---------- DATA TO USE ----------

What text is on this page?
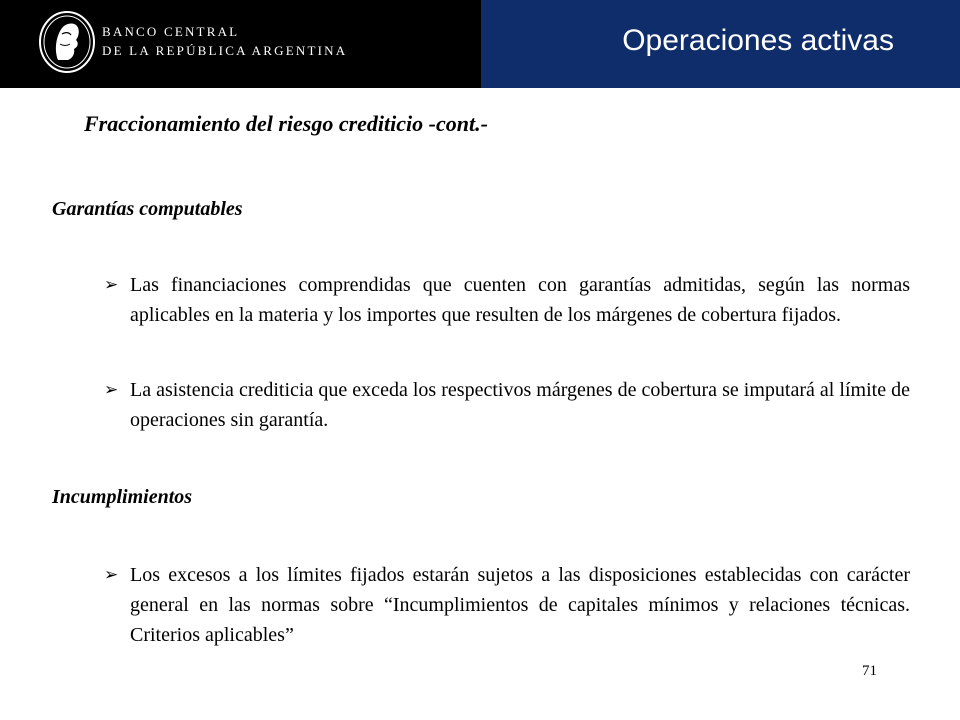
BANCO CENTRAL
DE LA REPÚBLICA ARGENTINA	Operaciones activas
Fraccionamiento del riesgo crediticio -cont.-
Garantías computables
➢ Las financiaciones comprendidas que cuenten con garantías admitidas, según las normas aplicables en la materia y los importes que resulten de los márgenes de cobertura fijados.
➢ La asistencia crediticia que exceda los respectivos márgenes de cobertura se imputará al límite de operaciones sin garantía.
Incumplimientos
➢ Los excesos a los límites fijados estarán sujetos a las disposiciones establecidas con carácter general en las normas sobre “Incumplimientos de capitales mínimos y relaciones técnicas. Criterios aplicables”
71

----------

* WORK INSTRUCTIONS *
Pull out every line in the data above that has the word "márgenes".

* YOUR RESPONSE *
➢ Las financiaciones comprendidas que cuenten con garantías admitidas, según las normas aplicables en la materia y los importes que resulten de los márgenes de cobertura fijados.
➢ La asistencia crediticia que exceda los respectivos márgenes de cobertura se imputará al límite de operaciones sin garantía.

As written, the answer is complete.